- **Exercise goal**: All of the data below must be repeated exactly.

- **Data records**:
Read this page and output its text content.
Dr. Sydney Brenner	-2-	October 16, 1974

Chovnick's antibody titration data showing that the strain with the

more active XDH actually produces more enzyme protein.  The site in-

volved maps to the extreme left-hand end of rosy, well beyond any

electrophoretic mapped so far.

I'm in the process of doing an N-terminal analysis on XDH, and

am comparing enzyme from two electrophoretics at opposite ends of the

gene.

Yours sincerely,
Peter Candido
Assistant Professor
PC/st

- **Finished exercise**:
Read this page and output its text content.
Dr. Sydney Brenner	-2-	October 16, 1974

Chovnick's antibody titration data showing that the strain with the

more active XDH actually produces more enzyme protein.  The site in-

volved maps to the extreme left-hand end of rosy, well beyond any

electrophoretic mapped so far.

I'm in the process of doing an N-terminal analysis on XDH, and

am comparing enzyme from two electrophoretics at opposite ends of the

gene.

Yours sincerely,
Peter Candido
Assistant Professor
PC/st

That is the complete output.